When you transcribe the listing that follows, keep every line exact and skip any picture.

◆ **MATERIAL SUPPLIED**
- - - - - - -

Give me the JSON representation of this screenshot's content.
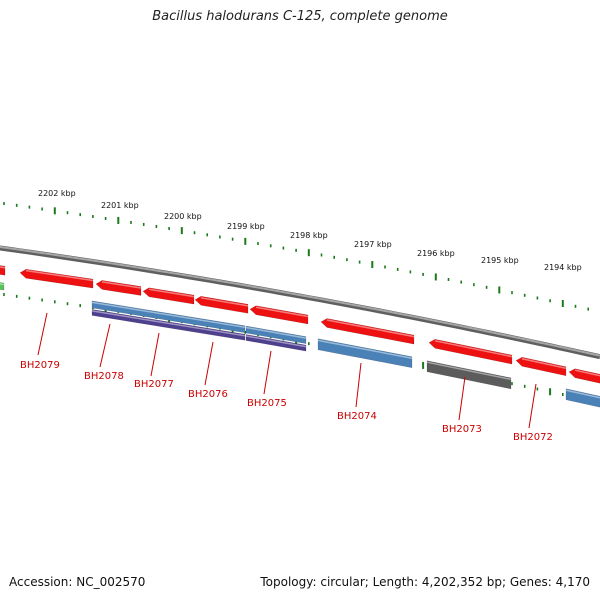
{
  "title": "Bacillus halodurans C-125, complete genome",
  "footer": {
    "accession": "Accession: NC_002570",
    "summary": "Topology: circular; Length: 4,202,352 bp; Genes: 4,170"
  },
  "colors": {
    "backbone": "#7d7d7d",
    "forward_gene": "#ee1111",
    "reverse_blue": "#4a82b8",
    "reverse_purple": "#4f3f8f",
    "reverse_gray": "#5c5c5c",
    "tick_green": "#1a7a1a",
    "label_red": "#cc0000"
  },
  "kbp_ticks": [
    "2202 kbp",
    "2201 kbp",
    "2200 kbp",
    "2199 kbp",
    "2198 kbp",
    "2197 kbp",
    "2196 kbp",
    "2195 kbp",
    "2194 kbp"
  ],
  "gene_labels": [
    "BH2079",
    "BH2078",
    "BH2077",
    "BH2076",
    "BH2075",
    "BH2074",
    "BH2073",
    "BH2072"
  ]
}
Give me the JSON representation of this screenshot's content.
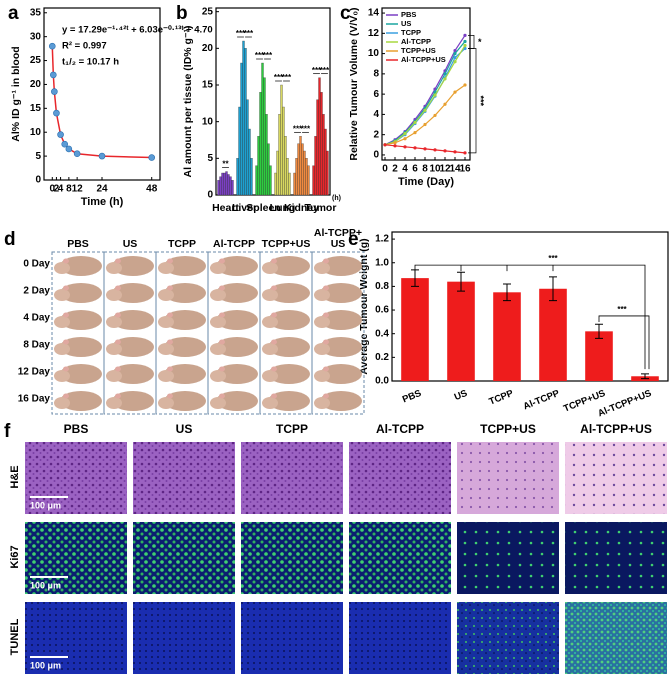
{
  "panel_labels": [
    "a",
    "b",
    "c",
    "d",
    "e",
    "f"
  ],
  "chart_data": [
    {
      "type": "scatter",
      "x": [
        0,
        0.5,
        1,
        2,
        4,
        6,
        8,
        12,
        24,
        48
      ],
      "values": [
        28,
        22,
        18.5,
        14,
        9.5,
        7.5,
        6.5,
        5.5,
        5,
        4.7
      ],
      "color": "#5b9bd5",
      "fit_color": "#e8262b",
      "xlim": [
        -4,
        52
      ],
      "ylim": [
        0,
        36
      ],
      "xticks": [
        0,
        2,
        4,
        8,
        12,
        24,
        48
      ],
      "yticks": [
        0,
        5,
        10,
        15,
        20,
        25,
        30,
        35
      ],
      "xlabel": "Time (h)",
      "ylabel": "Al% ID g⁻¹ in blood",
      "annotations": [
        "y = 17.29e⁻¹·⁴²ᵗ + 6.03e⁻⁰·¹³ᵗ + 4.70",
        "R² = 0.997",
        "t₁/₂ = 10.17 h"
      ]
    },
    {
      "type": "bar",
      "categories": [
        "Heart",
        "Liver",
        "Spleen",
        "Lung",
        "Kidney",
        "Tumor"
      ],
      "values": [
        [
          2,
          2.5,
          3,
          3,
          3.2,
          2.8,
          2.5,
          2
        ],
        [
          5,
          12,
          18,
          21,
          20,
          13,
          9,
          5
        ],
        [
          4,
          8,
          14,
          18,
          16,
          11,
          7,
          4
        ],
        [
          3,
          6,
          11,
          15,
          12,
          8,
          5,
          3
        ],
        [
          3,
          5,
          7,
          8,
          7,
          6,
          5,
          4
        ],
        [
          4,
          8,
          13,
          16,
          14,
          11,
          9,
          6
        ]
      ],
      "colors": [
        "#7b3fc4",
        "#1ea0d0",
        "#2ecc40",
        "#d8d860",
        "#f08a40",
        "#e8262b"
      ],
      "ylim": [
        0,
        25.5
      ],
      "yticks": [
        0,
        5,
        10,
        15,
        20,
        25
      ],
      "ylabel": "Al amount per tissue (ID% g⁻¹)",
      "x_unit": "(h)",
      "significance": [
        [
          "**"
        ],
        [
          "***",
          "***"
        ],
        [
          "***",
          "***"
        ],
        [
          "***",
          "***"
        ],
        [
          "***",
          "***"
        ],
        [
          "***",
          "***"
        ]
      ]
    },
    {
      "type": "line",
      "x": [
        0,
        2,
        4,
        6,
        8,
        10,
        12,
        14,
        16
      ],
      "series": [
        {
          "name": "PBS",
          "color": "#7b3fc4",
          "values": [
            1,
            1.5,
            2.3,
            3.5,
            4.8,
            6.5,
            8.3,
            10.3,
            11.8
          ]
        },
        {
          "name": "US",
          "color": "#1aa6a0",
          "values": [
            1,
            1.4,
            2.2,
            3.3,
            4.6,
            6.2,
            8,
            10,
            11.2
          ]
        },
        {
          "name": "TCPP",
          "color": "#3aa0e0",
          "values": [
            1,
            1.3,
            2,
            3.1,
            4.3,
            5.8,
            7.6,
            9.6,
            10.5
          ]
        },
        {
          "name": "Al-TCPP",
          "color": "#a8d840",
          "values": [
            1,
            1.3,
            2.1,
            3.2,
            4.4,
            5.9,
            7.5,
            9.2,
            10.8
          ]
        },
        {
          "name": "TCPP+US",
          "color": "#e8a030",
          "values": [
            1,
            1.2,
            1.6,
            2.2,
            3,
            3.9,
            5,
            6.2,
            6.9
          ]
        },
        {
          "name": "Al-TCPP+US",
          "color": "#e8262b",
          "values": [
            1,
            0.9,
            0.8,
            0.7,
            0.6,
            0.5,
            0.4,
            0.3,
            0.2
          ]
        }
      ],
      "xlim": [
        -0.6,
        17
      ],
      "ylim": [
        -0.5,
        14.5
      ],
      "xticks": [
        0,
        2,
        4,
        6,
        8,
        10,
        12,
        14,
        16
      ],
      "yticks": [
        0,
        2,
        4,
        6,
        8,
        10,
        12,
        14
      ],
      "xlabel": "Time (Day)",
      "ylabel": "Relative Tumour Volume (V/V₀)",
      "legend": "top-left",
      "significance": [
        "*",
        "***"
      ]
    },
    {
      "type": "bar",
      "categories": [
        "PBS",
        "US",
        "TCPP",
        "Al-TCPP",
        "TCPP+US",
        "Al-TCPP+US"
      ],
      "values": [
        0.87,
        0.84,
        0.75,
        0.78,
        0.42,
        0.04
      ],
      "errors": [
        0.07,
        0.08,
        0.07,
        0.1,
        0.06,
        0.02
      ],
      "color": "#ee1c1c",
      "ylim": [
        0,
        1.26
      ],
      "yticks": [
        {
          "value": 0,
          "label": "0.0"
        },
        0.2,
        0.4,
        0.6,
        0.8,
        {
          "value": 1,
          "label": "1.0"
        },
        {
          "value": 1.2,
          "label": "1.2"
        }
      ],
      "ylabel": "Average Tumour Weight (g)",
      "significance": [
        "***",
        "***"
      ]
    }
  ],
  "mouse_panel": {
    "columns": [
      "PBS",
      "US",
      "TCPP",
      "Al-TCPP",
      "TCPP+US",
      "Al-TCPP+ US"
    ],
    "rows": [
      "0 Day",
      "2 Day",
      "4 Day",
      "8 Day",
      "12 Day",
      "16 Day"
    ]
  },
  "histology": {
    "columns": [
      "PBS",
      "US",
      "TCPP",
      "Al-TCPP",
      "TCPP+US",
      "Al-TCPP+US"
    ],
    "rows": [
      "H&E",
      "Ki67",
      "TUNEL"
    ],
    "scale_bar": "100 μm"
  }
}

- - - - - - -

◆ **RESULT**
Give me the JSON representation of this screenshot's content.
{
  "title": "Bacillus halodurans C-125, complete genome",
  "footer": {
    "accession": "Accession: NC_002570",
    "summary": "Topology: circular; Length: 4,202,352 bp; Genes: 4,170"
  },
  "colors": {
    "backbone": "#7d7d7d",
    "forward_gene": "#ee1111",
    "reverse_blue": "#4a82b8",
    "reverse_purple": "#4f3f8f",
    "reverse_gray": "#5c5c5c",
    "tick_green": "#1a7a1a",
    "label_red": "#cc0000"
  },
  "kbp_ticks": [
    "2202 kbp",
    "2201 kbp",
    "2200 kbp",
    "2199 kbp",
    "2198 kbp",
    "2197 kbp",
    "2196 kbp",
    "2195 kbp",
    "2194 kbp"
  ],
  "gene_labels": [
    "BH2079",
    "BH2078",
    "BH2077",
    "BH2076",
    "BH2075",
    "BH2074",
    "BH2073",
    "BH2072"
  ]
}
Give me the JSON representation of this screenshot's content.
{
  "panel_labels": [
    "a",
    "b",
    "c",
    "d",
    "e",
    "f"
  ],
  "chart_data": [
    {
      "type": "scatter",
      "x": [
        0,
        0.5,
        1,
        2,
        4,
        6,
        8,
        12,
        24,
        48
      ],
      "values": [
        28,
        22,
        18.5,
        14,
        9.5,
        7.5,
        6.5,
        5.5,
        5,
        4.7
      ],
      "color": "#5b9bd5",
      "fit_color": "#e8262b",
      "xlim": [
        -4,
        52
      ],
      "ylim": [
        0,
        36
      ],
      "xticks": [
        0,
        2,
        4,
        8,
        12,
        24,
        48
      ],
      "yticks": [
        0,
        5,
        10,
        15,
        20,
        25,
        30,
        35
      ],
      "xlabel": "Time (h)",
      "ylabel": "Al% ID g⁻¹ in blood",
      "annotations": [
        "y = 17.29e⁻¹·⁴²ᵗ + 6.03e⁻⁰·¹³ᵗ + 4.70",
        "R² = 0.997",
        "t₁/₂ = 10.17 h"
      ]
    },
    {
      "type": "bar",
      "categories": [
        "Heart",
        "Liver",
        "Spleen",
        "Lung",
        "Kidney",
        "Tumor"
      ],
      "values": [
        [
          2,
          2.5,
          3,
          3,
          3.2,
          2.8,
          2.5,
          2
        ],
        [
          5,
          12,
          18,
          21,
          20,
          13,
          9,
          5
        ],
        [
          4,
          8,
          14,
          18,
          16,
          11,
          7,
          4
        ],
        [
          3,
          6,
          11,
          15,
          12,
          8,
          5,
          3
        ],
        [
          3,
          5,
          7,
          8,
          7,
          6,
          5,
          4
        ],
        [
          4,
          8,
          13,
          16,
          14,
          11,
          9,
          6
        ]
      ],
      "colors": [
        "#7b3fc4",
        "#1ea0d0",
        "#2ecc40",
        "#d8d860",
        "#f08a40",
        "#e8262b"
      ],
      "ylim": [
        0,
        25.5
      ],
      "yticks": [
        0,
        5,
        10,
        15,
        20,
        25
      ],
      "ylabel": "Al amount per tissue (ID% g⁻¹)",
      "x_unit": "(h)",
      "significance": [
        [
          "**"
        ],
        [
          "***",
          "***"
        ],
        [
          "***",
          "***"
        ],
        [
          "***",
          "***"
        ],
        [
          "***",
          "***"
        ],
        [
          "***",
          "***"
        ]
      ]
    },
    {
      "type": "line",
      "x": [
        0,
        2,
        4,
        6,
        8,
        10,
        12,
        14,
        16
      ],
      "series": [
        {
          "name": "PBS",
          "color": "#7b3fc4",
          "values": [
            1,
            1.5,
            2.3,
            3.5,
            4.8,
            6.5,
            8.3,
            10.3,
            11.8
          ]
        },
        {
          "name": "US",
          "color": "#1aa6a0",
          "values": [
            1,
            1.4,
            2.2,
            3.3,
            4.6,
            6.2,
            8,
            10,
            11.2
          ]
        },
        {
          "name": "TCPP",
          "color": "#3aa0e0",
          "values": [
            1,
            1.3,
            2,
            3.1,
            4.3,
            5.8,
            7.6,
            9.6,
            10.5
          ]
        },
        {
          "name": "Al-TCPP",
          "color": "#a8d840",
          "values": [
            1,
            1.3,
            2.1,
            3.2,
            4.4,
            5.9,
            7.5,
            9.2,
            10.8
          ]
        },
        {
          "name": "TCPP+US",
          "color": "#e8a030",
          "values": [
            1,
            1.2,
            1.6,
            2.2,
            3,
            3.9,
            5,
            6.2,
            6.9
          ]
        },
        {
          "name": "Al-TCPP+US",
          "color": "#e8262b",
          "values": [
            1,
            0.9,
            0.8,
            0.7,
            0.6,
            0.5,
            0.4,
            0.3,
            0.2
          ]
        }
      ],
      "xlim": [
        -0.6,
        17
      ],
      "ylim": [
        -0.5,
        14.5
      ],
      "xticks": [
        0,
        2,
        4,
        6,
        8,
        10,
        12,
        14,
        16
      ],
      "yticks": [
        0,
        2,
        4,
        6,
        8,
        10,
        12,
        14
      ],
      "xlabel": "Time (Day)",
      "ylabel": "Relative Tumour Volume (V/V₀)",
      "legend": "top-left",
      "significance": [
        "*",
        "***"
      ]
    },
    {
      "type": "bar",
      "categories": [
        "PBS",
        "US",
        "TCPP",
        "Al-TCPP",
        "TCPP+US",
        "Al-TCPP+US"
      ],
      "values": [
        0.87,
        0.84,
        0.75,
        0.78,
        0.42,
        0.04
      ],
      "errors": [
        0.07,
        0.08,
        0.07,
        0.1,
        0.06,
        0.02
      ],
      "color": "#ee1c1c",
      "ylim": [
        0,
        1.26
      ],
      "yticks": [
        {
          "value": 0,
          "label": "0.0"
        },
        0.2,
        0.4,
        0.6,
        0.8,
        {
          "value": 1,
          "label": "1.0"
        },
        {
          "value": 1.2,
          "label": "1.2"
        }
      ],
      "ylabel": "Average Tumour Weight (g)",
      "significance": [
        "***",
        "***"
      ]
    }
  ],
  "mouse_panel": {
    "columns": [
      "PBS",
      "US",
      "TCPP",
      "Al-TCPP",
      "TCPP+US",
      "Al-TCPP+ US"
    ],
    "rows": [
      "0 Day",
      "2 Day",
      "4 Day",
      "8 Day",
      "12 Day",
      "16 Day"
    ]
  },
  "histology": {
    "columns": [
      "PBS",
      "US",
      "TCPP",
      "Al-TCPP",
      "TCPP+US",
      "Al-TCPP+US"
    ],
    "rows": [
      "H&E",
      "Ki67",
      "TUNEL"
    ],
    "scale_bar": "100 μm"
  }
}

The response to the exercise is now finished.